*DATA FOR THIS EXERCISE*
——

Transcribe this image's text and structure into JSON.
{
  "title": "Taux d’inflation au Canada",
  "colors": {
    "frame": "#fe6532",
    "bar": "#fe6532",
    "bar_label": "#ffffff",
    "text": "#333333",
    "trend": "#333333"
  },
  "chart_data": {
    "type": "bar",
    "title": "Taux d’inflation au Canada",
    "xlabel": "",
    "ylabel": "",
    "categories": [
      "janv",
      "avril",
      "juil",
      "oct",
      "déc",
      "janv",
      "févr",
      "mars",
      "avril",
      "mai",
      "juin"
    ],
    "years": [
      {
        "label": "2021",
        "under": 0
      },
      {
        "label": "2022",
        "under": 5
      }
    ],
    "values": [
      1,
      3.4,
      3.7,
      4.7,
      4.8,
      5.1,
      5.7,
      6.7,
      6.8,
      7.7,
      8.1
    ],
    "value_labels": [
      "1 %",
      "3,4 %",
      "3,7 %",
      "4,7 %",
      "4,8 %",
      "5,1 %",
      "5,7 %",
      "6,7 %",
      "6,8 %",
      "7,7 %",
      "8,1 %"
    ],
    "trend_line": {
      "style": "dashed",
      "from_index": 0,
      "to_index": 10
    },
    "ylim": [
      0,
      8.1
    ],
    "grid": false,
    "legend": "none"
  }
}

——

*WRITTEN EXERCISE*
Copy each line of the preceding data that contains the string "text".

*OUTPUT FOR THIS EXERCISE*
Transcribe this image's text and structure into JSON.
    "text": "#333333",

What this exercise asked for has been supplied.